>> BEGIN Stored data

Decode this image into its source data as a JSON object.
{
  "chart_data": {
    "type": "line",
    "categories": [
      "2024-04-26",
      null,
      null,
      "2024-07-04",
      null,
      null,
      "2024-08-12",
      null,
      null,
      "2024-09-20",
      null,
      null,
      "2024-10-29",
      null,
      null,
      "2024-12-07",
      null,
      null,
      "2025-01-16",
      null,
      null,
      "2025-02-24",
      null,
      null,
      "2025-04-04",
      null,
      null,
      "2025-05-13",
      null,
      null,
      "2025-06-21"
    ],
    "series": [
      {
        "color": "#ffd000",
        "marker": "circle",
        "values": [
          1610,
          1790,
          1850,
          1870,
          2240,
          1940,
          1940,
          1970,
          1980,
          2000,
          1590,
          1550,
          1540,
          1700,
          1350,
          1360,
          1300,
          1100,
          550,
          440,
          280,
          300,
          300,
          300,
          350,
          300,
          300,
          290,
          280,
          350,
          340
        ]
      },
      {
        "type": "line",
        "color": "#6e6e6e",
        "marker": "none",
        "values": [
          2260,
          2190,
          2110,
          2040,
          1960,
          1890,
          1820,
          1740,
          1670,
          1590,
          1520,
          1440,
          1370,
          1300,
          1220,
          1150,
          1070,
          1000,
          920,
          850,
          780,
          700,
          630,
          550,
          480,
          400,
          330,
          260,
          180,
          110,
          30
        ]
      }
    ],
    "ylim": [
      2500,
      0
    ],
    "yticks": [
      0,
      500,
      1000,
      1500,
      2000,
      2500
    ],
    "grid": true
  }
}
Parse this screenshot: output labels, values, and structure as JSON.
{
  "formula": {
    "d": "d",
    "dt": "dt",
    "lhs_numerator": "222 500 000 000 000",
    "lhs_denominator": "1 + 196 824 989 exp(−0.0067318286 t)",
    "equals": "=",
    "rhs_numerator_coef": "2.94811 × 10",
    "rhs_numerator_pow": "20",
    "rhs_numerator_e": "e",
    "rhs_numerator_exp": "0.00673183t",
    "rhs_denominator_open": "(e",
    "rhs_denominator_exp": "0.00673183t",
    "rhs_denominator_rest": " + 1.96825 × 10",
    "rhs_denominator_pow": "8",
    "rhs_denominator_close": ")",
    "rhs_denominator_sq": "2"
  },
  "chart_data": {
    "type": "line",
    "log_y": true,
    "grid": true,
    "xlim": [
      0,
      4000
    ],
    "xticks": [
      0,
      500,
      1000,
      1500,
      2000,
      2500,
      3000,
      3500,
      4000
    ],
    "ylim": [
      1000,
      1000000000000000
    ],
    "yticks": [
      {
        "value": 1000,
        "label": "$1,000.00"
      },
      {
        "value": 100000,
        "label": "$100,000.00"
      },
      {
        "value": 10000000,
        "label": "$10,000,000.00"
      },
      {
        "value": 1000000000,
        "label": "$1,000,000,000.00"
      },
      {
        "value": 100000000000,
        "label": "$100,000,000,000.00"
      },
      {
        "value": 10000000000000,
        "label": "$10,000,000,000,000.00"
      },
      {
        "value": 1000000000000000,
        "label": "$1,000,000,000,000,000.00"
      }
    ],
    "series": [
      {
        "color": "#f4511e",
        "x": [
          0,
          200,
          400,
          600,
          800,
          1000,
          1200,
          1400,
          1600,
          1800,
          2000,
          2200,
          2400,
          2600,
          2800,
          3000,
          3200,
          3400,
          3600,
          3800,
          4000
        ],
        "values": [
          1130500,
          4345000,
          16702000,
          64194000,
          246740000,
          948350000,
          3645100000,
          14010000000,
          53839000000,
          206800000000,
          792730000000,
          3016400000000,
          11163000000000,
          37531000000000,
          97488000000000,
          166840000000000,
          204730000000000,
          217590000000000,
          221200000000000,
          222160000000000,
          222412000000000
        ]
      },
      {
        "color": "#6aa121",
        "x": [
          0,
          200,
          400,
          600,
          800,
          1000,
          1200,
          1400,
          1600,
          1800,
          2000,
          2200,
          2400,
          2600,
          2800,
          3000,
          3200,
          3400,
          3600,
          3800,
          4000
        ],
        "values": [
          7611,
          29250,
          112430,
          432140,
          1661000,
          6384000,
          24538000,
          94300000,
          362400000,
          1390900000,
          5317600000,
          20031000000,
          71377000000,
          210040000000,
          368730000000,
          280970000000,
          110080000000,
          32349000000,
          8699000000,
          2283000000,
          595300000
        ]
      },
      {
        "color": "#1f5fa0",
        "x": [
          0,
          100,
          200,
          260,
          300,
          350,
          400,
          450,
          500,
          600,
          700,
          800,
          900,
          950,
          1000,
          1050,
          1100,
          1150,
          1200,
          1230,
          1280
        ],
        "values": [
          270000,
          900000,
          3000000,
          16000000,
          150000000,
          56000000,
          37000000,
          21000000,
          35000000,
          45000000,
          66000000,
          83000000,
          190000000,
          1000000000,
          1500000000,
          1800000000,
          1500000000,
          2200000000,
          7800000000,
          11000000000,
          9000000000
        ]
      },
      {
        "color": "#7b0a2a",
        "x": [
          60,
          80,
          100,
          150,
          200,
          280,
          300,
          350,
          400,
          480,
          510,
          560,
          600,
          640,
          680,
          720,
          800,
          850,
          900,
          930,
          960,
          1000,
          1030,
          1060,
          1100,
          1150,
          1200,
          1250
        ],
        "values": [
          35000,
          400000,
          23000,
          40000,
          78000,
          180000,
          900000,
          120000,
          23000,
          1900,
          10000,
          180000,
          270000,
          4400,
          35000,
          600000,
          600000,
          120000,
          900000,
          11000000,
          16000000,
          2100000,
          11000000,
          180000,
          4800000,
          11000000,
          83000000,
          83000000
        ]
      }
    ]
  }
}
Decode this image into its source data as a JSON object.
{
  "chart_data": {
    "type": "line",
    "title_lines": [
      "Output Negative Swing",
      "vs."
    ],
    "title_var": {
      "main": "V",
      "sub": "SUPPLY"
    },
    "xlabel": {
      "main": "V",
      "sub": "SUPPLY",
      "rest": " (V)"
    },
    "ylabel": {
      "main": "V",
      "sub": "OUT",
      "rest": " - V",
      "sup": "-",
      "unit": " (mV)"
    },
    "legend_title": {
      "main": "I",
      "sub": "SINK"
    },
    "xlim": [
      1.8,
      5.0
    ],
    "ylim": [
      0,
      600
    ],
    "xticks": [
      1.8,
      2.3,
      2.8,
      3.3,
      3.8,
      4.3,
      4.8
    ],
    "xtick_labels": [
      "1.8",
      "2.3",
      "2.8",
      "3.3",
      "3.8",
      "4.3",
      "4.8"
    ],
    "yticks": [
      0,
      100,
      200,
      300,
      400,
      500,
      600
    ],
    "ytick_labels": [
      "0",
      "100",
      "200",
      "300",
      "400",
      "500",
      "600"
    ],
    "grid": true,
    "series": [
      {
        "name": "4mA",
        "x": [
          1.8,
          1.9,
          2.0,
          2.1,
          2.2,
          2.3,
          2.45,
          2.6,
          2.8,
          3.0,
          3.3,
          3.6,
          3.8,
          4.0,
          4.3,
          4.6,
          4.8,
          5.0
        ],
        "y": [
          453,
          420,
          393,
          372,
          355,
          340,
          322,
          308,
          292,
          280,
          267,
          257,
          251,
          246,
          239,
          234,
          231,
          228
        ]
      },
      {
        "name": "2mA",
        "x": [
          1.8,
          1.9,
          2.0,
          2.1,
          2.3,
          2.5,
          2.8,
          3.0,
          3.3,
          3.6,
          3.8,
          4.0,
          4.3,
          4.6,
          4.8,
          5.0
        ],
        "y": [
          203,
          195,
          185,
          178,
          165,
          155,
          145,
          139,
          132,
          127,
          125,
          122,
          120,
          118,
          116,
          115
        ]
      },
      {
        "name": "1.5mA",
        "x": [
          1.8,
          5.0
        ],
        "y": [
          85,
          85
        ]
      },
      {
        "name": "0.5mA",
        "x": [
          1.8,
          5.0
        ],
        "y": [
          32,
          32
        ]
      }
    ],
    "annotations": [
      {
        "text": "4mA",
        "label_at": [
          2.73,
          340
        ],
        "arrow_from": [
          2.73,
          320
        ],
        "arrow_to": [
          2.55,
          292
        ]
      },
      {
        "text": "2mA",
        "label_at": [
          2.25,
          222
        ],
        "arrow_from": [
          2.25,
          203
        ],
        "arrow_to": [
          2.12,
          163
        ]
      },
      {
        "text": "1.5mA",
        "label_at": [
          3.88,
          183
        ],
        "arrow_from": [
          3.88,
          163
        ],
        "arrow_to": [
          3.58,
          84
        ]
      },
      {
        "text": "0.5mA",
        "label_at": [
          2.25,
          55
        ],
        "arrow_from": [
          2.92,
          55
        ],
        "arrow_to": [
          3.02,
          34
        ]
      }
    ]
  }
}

>> END Stored data

### [Exercise directions]
Find every line that holds "color" and copy it.

### [Problem solution]
        "color": "#ffd000",
        "color": "#6e6e6e",
        "color": "#f4511e",
        "color": "#6aa121",
        "color": "#1f5fa0",
        "color": "#7b0a2a",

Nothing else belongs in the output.